=== Given request ===
Retype each entry below exactly as it stands.

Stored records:
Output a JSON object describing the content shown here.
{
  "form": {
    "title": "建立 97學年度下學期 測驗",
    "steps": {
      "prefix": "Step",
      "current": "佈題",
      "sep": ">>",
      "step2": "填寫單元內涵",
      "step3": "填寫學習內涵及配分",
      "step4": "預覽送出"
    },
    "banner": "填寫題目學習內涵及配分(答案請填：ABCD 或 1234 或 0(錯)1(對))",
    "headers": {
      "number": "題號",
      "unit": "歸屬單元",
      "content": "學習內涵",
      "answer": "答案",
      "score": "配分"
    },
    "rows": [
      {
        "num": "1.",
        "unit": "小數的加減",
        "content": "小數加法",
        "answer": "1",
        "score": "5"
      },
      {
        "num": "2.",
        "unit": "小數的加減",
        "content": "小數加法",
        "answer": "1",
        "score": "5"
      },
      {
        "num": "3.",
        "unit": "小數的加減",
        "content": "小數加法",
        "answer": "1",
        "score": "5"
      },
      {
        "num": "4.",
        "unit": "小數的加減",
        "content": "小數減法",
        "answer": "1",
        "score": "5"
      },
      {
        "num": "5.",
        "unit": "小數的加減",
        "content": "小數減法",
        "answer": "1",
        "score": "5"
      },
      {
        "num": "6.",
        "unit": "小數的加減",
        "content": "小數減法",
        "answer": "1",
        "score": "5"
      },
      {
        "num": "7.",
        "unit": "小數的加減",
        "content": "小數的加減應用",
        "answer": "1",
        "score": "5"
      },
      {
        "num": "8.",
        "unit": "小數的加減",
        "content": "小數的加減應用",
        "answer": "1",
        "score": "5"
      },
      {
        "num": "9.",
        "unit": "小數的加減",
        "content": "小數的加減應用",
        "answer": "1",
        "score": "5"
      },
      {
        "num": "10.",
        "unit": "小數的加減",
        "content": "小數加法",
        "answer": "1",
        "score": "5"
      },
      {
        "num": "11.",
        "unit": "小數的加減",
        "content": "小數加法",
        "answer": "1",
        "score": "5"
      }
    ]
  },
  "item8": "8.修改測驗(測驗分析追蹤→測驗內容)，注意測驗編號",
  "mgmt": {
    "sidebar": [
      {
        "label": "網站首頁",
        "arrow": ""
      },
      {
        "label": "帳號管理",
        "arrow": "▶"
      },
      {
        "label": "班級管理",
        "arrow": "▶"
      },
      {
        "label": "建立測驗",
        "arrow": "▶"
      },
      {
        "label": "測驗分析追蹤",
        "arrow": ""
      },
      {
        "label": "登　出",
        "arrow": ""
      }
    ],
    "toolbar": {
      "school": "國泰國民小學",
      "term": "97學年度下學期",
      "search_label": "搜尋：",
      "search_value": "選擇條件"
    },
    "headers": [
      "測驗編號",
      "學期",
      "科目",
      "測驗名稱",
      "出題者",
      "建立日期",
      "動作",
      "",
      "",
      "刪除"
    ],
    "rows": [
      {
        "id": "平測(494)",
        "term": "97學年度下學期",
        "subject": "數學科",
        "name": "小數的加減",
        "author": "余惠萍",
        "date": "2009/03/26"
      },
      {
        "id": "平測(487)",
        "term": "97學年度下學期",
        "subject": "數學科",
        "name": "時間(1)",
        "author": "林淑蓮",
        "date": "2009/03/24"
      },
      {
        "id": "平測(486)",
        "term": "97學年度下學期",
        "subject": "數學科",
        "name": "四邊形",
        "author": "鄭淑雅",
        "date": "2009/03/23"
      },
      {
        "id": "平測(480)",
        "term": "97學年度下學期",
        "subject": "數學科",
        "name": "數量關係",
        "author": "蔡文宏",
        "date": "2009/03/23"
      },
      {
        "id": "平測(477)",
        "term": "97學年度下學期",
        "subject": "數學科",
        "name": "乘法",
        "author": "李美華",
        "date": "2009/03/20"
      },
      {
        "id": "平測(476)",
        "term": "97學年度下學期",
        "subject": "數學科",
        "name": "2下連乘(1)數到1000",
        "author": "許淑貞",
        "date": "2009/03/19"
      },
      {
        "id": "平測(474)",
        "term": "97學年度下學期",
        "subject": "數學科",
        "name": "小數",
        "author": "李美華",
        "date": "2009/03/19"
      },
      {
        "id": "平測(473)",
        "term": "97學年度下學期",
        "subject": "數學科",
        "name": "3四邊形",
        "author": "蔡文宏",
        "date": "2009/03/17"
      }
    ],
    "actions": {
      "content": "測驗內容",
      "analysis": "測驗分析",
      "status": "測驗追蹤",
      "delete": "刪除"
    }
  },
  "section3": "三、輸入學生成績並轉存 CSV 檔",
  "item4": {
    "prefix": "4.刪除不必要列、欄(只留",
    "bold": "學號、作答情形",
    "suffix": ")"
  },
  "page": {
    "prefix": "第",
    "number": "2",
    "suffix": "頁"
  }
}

=== Reply to the exercise ===
Output a JSON object describing the content shown here.
{
  "form": {
    "title": "建立 97學年度下學期 測驗",
    "steps": {
      "prefix": "Step",
      "current": "佈題",
      "sep": ">>",
      "step2": "填寫單元內涵",
      "step3": "填寫學習內涵及配分",
      "step4": "預覽送出"
    },
    "banner": "填寫題目學習內涵及配分(答案請填：ABCD 或 1234 或 0(錯)1(對))",
    "headers": {
      "number": "題號",
      "unit": "歸屬單元",
      "content": "學習內涵",
      "answer": "答案",
      "score": "配分"
    },
    "rows": [
      {
        "num": "1.",
        "unit": "小數的加減",
        "content": "小數加法",
        "answer": "1",
        "score": "5"
      },
      {
        "num": "2.",
        "unit": "小數的加減",
        "content": "小數加法",
        "answer": "1",
        "score": "5"
      },
      {
        "num": "3.",
        "unit": "小數的加減",
        "content": "小數加法",
        "answer": "1",
        "score": "5"
      },
      {
        "num": "4.",
        "unit": "小數的加減",
        "content": "小數減法",
        "answer": "1",
        "score": "5"
      },
      {
        "num": "5.",
        "unit": "小數的加減",
        "content": "小數減法",
        "answer": "1",
        "score": "5"
      },
      {
        "num": "6.",
        "unit": "小數的加減",
        "content": "小數減法",
        "answer": "1",
        "score": "5"
      },
      {
        "num": "7.",
        "unit": "小數的加減",
        "content": "小數的加減應用",
        "answer": "1",
        "score": "5"
      },
      {
        "num": "8.",
        "unit": "小數的加減",
        "content": "小數的加減應用",
        "answer": "1",
        "score": "5"
      },
      {
        "num": "9.",
        "unit": "小數的加減",
        "content": "小數的加減應用",
        "answer": "1",
        "score": "5"
      },
      {
        "num": "10.",
        "unit": "小數的加減",
        "content": "小數加法",
        "answer": "1",
        "score": "5"
      },
      {
        "num": "11.",
        "unit": "小數的加減",
        "content": "小數加法",
        "answer": "1",
        "score": "5"
      }
    ]
  },
  "item8": "8.修改測驗(測驗分析追蹤→測驗內容)，注意測驗編號",
  "mgmt": {
    "sidebar": [
      {
        "label": "網站首頁",
        "arrow": ""
      },
      {
        "label": "帳號管理",
        "arrow": "▶"
      },
      {
        "label": "班級管理",
        "arrow": "▶"
      },
      {
        "label": "建立測驗",
        "arrow": "▶"
      },
      {
        "label": "測驗分析追蹤",
        "arrow": ""
      },
      {
        "label": "登　出",
        "arrow": ""
      }
    ],
    "toolbar": {
      "school": "國泰國民小學",
      "term": "97學年度下學期",
      "search_label": "搜尋：",
      "search_value": "選擇條件"
    },
    "headers": [
      "測驗編號",
      "學期",
      "科目",
      "測驗名稱",
      "出題者",
      "建立日期",
      "動作",
      "",
      "",
      "刪除"
    ],
    "rows": [
      {
        "id": "平測(494)",
        "term": "97學年度下學期",
        "subject": "數學科",
        "name": "小數的加減",
        "author": "余惠萍",
        "date": "2009/03/26"
      },
      {
        "id": "平測(487)",
        "term": "97學年度下學期",
        "subject": "數學科",
        "name": "時間(1)",
        "author": "林淑蓮",
        "date": "2009/03/24"
      },
      {
        "id": "平測(486)",
        "term": "97學年度下學期",
        "subject": "數學科",
        "name": "四邊形",
        "author": "鄭淑雅",
        "date": "2009/03/23"
      },
      {
        "id": "平測(480)",
        "term": "97學年度下學期",
        "subject": "數學科",
        "name": "數量關係",
        "author": "蔡文宏",
        "date": "2009/03/23"
      },
      {
        "id": "平測(477)",
        "term": "97學年度下學期",
        "subject": "數學科",
        "name": "乘法",
        "author": "李美華",
        "date": "2009/03/20"
      },
      {
        "id": "平測(476)",
        "term": "97學年度下學期",
        "subject": "數學科",
        "name": "2下連乘(1)數到1000",
        "author": "許淑貞",
        "date": "2009/03/19"
      },
      {
        "id": "平測(474)",
        "term": "97學年度下學期",
        "subject": "數學科",
        "name": "小數",
        "author": "李美華",
        "date": "2009/03/19"
      },
      {
        "id": "平測(473)",
        "term": "97學年度下學期",
        "subject": "數學科",
        "name": "3四邊形",
        "author": "蔡文宏",
        "date": "2009/03/17"
      }
    ],
    "actions": {
      "content": "測驗內容",
      "analysis": "測驗分析",
      "status": "測驗追蹤",
      "delete": "刪除"
    }
  },
  "section3": "三、輸入學生成績並轉存 CSV 檔",
  "item4": {
    "prefix": "4.刪除不必要列、欄(只留",
    "bold": "學號、作答情形",
    "suffix": ")"
  },
  "page": {
    "prefix": "第",
    "number": "2",
    "suffix": "頁"
  }
}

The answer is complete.